— Work instructions —
In the material below, find each line holding the string "information" and copy it.

— Data provided —
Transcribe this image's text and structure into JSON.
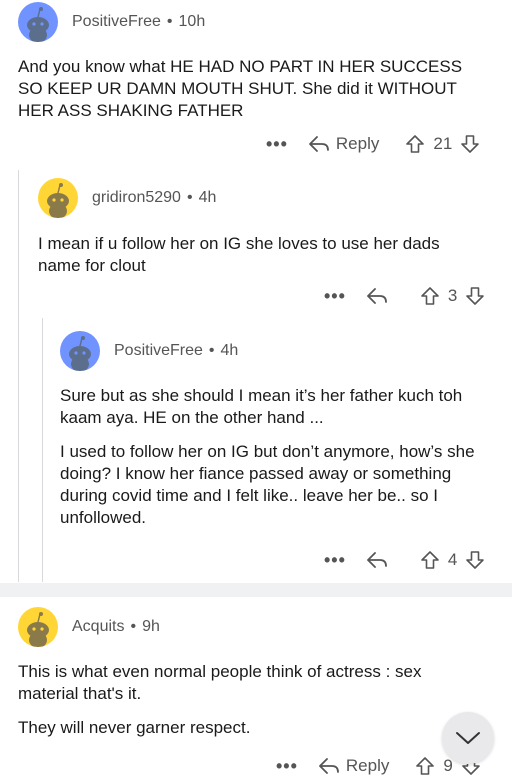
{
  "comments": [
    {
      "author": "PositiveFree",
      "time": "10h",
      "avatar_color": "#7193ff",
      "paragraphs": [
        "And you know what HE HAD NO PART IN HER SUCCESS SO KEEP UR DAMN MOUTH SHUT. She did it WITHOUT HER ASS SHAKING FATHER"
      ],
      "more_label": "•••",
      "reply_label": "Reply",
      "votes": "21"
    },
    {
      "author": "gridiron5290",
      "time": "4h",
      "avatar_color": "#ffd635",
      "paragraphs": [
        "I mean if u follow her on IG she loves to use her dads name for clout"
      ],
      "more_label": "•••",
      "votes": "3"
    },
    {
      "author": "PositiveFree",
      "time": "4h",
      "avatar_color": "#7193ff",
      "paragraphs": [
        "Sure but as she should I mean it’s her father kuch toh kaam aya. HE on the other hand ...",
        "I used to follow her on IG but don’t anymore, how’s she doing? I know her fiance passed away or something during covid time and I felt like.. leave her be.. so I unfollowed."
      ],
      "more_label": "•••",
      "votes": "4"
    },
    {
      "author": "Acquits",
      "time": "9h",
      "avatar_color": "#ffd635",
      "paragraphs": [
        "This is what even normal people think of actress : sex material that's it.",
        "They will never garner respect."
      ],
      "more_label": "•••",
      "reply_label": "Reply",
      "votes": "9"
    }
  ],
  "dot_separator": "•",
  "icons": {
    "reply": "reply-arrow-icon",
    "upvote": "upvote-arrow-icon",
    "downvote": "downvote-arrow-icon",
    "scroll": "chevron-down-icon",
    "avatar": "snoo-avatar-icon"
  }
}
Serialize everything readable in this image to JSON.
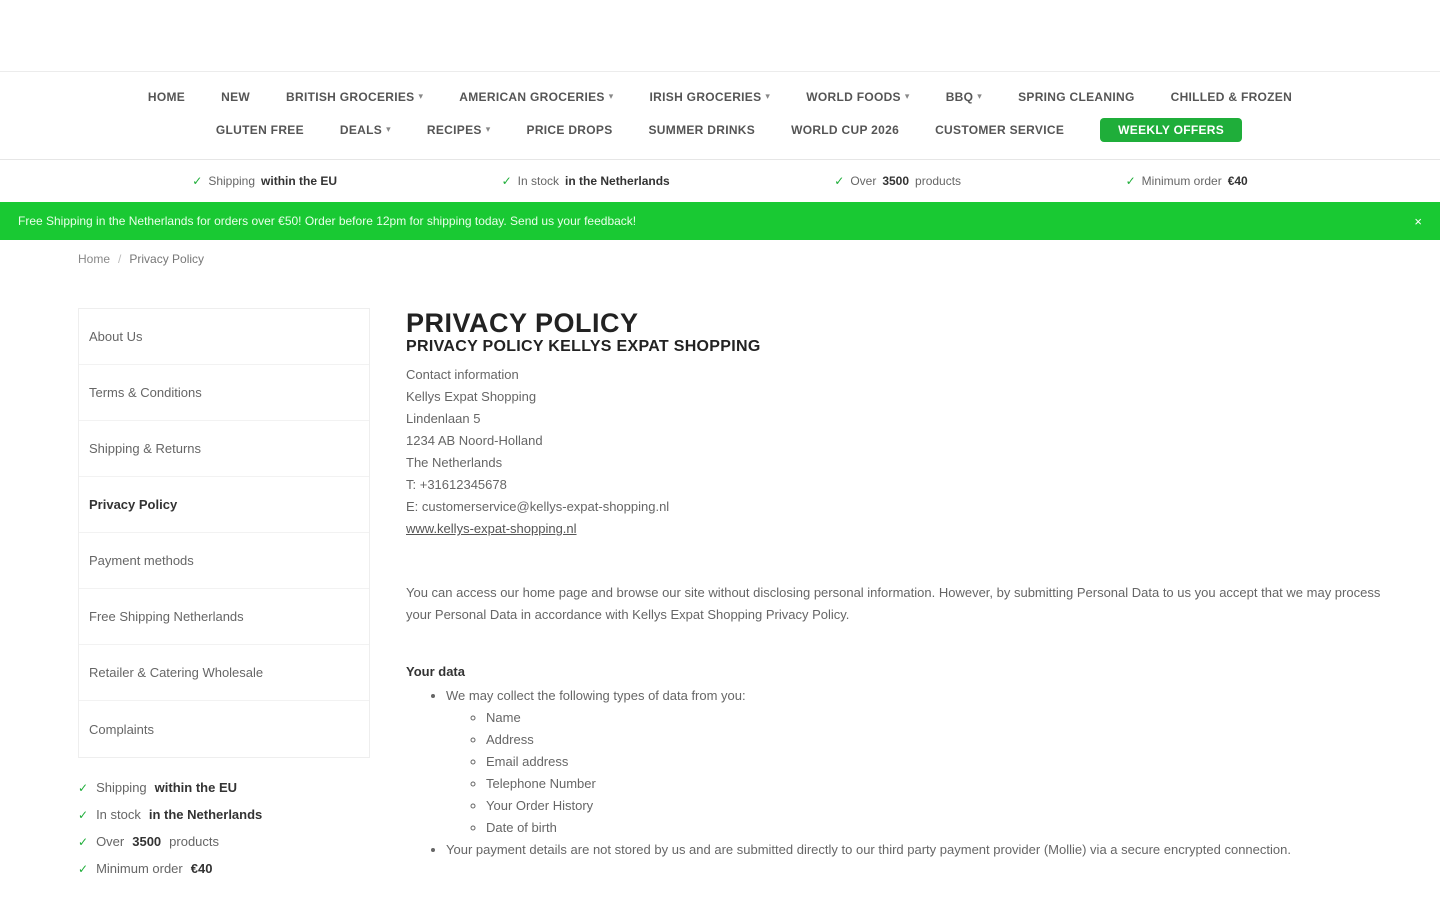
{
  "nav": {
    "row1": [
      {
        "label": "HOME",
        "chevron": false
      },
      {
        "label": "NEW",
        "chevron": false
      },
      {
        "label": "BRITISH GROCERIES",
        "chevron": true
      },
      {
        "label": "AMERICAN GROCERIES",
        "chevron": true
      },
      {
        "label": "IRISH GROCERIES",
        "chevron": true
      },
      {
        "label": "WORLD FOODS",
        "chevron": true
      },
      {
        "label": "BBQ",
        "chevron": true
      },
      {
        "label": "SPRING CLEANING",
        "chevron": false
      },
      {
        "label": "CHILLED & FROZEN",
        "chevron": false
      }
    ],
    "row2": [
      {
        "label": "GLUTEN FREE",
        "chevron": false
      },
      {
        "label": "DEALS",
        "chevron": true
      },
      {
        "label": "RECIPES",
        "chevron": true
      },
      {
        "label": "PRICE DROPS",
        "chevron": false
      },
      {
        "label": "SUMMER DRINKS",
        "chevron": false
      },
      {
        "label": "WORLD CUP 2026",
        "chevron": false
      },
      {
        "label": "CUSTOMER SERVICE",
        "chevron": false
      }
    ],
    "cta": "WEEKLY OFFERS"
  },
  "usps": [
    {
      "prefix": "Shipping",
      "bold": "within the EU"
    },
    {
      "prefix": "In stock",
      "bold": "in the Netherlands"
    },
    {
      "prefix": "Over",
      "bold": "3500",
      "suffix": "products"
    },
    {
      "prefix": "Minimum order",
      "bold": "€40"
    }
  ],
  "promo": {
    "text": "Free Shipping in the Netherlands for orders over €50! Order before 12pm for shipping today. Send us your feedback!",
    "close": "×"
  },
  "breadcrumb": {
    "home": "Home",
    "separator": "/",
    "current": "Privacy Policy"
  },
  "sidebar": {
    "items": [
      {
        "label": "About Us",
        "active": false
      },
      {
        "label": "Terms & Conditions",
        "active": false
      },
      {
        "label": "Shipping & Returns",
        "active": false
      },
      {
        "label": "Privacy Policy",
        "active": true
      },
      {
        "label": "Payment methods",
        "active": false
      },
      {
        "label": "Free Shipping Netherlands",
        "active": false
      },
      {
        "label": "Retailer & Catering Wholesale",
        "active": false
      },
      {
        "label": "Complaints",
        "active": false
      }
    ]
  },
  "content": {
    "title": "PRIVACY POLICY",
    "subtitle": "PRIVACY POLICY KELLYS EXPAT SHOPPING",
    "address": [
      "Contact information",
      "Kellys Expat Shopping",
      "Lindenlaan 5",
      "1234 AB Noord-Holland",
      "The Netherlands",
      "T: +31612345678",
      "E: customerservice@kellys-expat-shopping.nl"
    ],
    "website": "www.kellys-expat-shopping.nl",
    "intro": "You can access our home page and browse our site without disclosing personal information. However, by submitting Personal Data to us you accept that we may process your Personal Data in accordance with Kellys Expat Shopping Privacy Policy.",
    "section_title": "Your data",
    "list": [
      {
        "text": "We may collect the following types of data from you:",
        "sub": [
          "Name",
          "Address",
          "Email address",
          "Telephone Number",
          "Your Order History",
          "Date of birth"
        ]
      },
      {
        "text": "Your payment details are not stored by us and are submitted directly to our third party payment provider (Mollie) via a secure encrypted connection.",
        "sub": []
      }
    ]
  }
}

— Answer for this exercise —
      "Contact information",
    "intro": "You can access our home page and browse our site without disclosing personal information. However, by submitting Personal Data to us you accept that we may process your Personal Data in accordance with Kellys Expat Shopping Privacy Policy.",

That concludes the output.